INSTRUCTION:
Print the listing below verbatim, every line in its original order and unchanged.

GIVEN RECORDS:
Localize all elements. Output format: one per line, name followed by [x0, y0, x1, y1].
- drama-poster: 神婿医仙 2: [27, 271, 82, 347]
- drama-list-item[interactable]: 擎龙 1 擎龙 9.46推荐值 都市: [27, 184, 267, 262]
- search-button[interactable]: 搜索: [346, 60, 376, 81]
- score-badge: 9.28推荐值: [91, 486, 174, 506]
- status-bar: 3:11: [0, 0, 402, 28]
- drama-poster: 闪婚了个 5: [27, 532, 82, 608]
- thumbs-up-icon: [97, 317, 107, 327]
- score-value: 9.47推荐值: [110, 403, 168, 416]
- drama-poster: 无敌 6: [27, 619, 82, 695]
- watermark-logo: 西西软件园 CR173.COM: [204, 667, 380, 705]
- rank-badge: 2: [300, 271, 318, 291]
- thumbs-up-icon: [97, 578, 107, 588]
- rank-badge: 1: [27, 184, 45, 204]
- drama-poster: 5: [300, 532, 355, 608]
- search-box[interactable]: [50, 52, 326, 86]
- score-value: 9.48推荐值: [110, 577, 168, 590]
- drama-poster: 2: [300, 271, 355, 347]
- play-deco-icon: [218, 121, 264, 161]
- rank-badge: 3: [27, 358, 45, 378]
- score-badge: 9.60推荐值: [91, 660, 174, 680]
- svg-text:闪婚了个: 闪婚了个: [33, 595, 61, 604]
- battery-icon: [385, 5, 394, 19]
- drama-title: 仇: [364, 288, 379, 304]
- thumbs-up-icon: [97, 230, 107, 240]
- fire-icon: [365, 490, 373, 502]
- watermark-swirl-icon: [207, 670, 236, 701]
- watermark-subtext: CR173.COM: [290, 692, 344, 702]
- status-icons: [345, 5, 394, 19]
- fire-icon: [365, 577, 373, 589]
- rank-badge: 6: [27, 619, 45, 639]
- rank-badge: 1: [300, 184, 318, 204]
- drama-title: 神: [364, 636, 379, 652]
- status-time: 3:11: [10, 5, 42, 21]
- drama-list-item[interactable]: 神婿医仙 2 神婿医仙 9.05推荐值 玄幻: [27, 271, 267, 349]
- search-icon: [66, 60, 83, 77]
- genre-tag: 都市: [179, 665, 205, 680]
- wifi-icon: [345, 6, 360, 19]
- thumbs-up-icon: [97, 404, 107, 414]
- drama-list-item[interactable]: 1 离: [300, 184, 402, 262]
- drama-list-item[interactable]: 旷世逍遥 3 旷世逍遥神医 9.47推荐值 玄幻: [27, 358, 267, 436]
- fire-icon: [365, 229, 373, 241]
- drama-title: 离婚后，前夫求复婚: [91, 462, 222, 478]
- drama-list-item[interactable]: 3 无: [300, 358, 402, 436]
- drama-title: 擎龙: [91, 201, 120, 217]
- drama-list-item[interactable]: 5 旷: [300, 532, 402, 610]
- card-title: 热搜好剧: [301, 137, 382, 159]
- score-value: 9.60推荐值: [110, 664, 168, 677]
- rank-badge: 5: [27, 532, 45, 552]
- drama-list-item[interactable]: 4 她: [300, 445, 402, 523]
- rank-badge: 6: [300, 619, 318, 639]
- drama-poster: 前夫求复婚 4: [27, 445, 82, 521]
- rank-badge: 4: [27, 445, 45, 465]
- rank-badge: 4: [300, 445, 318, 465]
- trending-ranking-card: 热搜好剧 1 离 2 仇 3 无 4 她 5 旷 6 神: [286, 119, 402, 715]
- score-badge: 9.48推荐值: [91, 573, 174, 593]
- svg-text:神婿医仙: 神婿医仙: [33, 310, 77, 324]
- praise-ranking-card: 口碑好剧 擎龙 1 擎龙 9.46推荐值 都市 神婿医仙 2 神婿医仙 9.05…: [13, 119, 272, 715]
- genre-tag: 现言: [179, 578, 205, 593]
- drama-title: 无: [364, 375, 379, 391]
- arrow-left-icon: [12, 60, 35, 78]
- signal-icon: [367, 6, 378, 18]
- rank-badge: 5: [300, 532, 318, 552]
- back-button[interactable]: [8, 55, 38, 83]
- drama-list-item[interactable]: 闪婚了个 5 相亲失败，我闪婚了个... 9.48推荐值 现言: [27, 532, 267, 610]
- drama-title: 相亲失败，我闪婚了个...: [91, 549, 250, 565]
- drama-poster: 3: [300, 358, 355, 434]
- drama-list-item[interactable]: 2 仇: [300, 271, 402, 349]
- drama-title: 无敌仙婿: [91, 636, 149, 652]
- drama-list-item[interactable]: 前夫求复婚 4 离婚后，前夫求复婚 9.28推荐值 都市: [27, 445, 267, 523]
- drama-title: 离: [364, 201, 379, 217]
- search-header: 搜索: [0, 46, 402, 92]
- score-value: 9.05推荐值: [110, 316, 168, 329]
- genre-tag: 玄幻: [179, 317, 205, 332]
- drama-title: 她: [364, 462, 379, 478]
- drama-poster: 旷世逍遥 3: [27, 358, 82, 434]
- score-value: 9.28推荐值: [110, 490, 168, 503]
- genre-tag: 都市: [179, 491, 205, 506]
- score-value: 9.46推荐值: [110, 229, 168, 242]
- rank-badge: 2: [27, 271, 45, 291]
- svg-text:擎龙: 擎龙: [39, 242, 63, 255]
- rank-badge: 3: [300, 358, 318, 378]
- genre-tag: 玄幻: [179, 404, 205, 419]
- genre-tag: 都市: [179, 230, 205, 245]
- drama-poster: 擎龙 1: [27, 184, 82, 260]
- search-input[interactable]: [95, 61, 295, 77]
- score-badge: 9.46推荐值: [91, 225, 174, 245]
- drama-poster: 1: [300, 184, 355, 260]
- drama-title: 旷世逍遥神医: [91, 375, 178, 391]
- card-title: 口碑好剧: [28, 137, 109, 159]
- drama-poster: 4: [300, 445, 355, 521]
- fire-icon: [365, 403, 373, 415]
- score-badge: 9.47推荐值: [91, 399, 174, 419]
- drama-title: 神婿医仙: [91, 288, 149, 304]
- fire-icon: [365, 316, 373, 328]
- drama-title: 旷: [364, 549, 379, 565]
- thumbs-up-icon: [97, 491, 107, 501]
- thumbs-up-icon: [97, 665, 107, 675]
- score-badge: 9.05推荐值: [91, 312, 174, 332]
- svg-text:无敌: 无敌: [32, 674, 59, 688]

RESULT:
Localize all elements. Output format: one per line, name followed by [x0, y0, x1, y1].
- drama-poster: 神婿医仙 2: [27, 271, 82, 347]
- drama-list-item[interactable]: 擎龙 1 擎龙 9.46推荐值 都市: [27, 184, 267, 262]
- search-button[interactable]: 搜索: [346, 60, 376, 81]
- score-badge: 9.28推荐值: [91, 486, 174, 506]
- status-bar: 3:11: [0, 0, 402, 28]
- drama-poster: 闪婚了个 5: [27, 532, 82, 608]
- thumbs-up-icon: [97, 317, 107, 327]
- score-value: 9.47推荐值: [110, 403, 168, 416]
- drama-poster: 无敌 6: [27, 619, 82, 695]
- watermark-logo: 西西软件园 CR173.COM: [204, 667, 380, 705]
- rank-badge: 2: [300, 271, 318, 291]
- thumbs-up-icon: [97, 578, 107, 588]
- rank-badge: 1: [27, 184, 45, 204]
- drama-poster: 5: [300, 532, 355, 608]
- search-box[interactable]: [50, 52, 326, 86]
- score-value: 9.48推荐值: [110, 577, 168, 590]
- drama-poster: 2: [300, 271, 355, 347]
- play-deco-icon: [218, 121, 264, 161]
- rank-badge: 3: [27, 358, 45, 378]
- score-badge: 9.60推荐值: [91, 660, 174, 680]
- svg-text:闪婚了个: 闪婚了个: [33, 595, 61, 604]
- battery-icon: [385, 5, 394, 19]
- drama-title: 仇: [364, 288, 379, 304]
- thumbs-up-icon: [97, 230, 107, 240]
- fire-icon: [365, 490, 373, 502]
- watermark-swirl-icon: [207, 670, 236, 701]
- watermark-subtext: CR173.COM: [290, 692, 344, 702]
- status-icons: [345, 5, 394, 19]
- fire-icon: [365, 577, 373, 589]
- rank-badge: 6: [27, 619, 45, 639]
- rank-badge: 1: [300, 184, 318, 204]
- drama-title: 神: [364, 636, 379, 652]
- status-time: 3:11: [10, 5, 42, 21]
- drama-list-item[interactable]: 神婿医仙 2 神婿医仙 9.05推荐值 玄幻: [27, 271, 267, 349]
- search-icon: [66, 60, 83, 77]
- genre-tag: 都市: [179, 665, 205, 680]
- wifi-icon: [345, 6, 360, 19]
- thumbs-up-icon: [97, 404, 107, 414]
- drama-list-item[interactable]: 1 离: [300, 184, 402, 262]
- drama-list-item[interactable]: 旷世逍遥 3 旷世逍遥神医 9.47推荐值 玄幻: [27, 358, 267, 436]
- fire-icon: [365, 229, 373, 241]
- drama-title: 离婚后，前夫求复婚: [91, 462, 222, 478]
- drama-list-item[interactable]: 3 无: [300, 358, 402, 436]
- drama-title: 擎龙: [91, 201, 120, 217]
- drama-list-item[interactable]: 5 旷: [300, 532, 402, 610]
- card-title: 热搜好剧: [301, 137, 382, 159]
- score-value: 9.60推荐值: [110, 664, 168, 677]
- rank-badge: 5: [27, 532, 45, 552]
- drama-list-item[interactable]: 4 她: [300, 445, 402, 523]
- rank-badge: 6: [300, 619, 318, 639]
- drama-poster: 前夫求复婚 4: [27, 445, 82, 521]
- rank-badge: 4: [27, 445, 45, 465]
- rank-badge: 4: [300, 445, 318, 465]
- trending-ranking-card: 热搜好剧 1 离 2 仇 3 无 4 她 5 旷 6 神: [286, 119, 402, 715]
- score-badge: 9.48推荐值: [91, 573, 174, 593]
- svg-text:神婿医仙: 神婿医仙: [33, 310, 77, 324]
- praise-ranking-card: 口碑好剧 擎龙 1 擎龙 9.46推荐值 都市 神婿医仙 2 神婿医仙 9.05…: [13, 119, 272, 715]
- genre-tag: 现言: [179, 578, 205, 593]
- drama-title: 无: [364, 375, 379, 391]
- arrow-left-icon: [12, 60, 35, 78]
- signal-icon: [367, 6, 378, 18]
- rank-badge: 5: [300, 532, 318, 552]
- back-button[interactable]: [8, 55, 38, 83]
- drama-list-item[interactable]: 闪婚了个 5 相亲失败，我闪婚了个... 9.48推荐值 现言: [27, 532, 267, 610]
- drama-title: 相亲失败，我闪婚了个...: [91, 549, 250, 565]
- drama-poster: 3: [300, 358, 355, 434]
- drama-list-item[interactable]: 2 仇: [300, 271, 402, 349]
- drama-title: 无敌仙婿: [91, 636, 149, 652]
- drama-list-item[interactable]: 前夫求复婚 4 离婚后，前夫求复婚 9.28推荐值 都市: [27, 445, 267, 523]
- drama-title: 离: [364, 201, 379, 217]
- search-header: 搜索: [0, 46, 402, 92]
- score-value: 9.05推荐值: [110, 316, 168, 329]
- genre-tag: 玄幻: [179, 317, 205, 332]
- drama-title: 她: [364, 462, 379, 478]
- drama-poster: 旷世逍遥 3: [27, 358, 82, 434]
- score-value: 9.28推荐值: [110, 490, 168, 503]
- genre-tag: 都市: [179, 491, 205, 506]
- score-value: 9.46推荐值: [110, 229, 168, 242]
- rank-badge: 2: [27, 271, 45, 291]
- svg-text:擎龙: 擎龙: [39, 242, 63, 255]
- rank-badge: 3: [300, 358, 318, 378]
- genre-tag: 玄幻: [179, 404, 205, 419]
- genre-tag: 都市: [179, 230, 205, 245]
- drama-poster: 擎龙 1: [27, 184, 82, 260]
- search-input[interactable]: [95, 61, 295, 77]
- score-badge: 9.46推荐值: [91, 225, 174, 245]
- drama-poster: 1: [300, 184, 355, 260]
- drama-title: 旷世逍遥神医: [91, 375, 178, 391]
- card-title: 口碑好剧: [28, 137, 109, 159]
- drama-poster: 4: [300, 445, 355, 521]
- fire-icon: [365, 403, 373, 415]
- score-badge: 9.47推荐值: [91, 399, 174, 419]
- drama-title: 神婿医仙: [91, 288, 149, 304]
- fire-icon: [365, 316, 373, 328]
- drama-title: 旷: [364, 549, 379, 565]
- thumbs-up-icon: [97, 491, 107, 501]
- thumbs-up-icon: [97, 665, 107, 675]
- score-badge: 9.05推荐值: [91, 312, 174, 332]
- svg-text:无敌: 无敌: [32, 674, 59, 688]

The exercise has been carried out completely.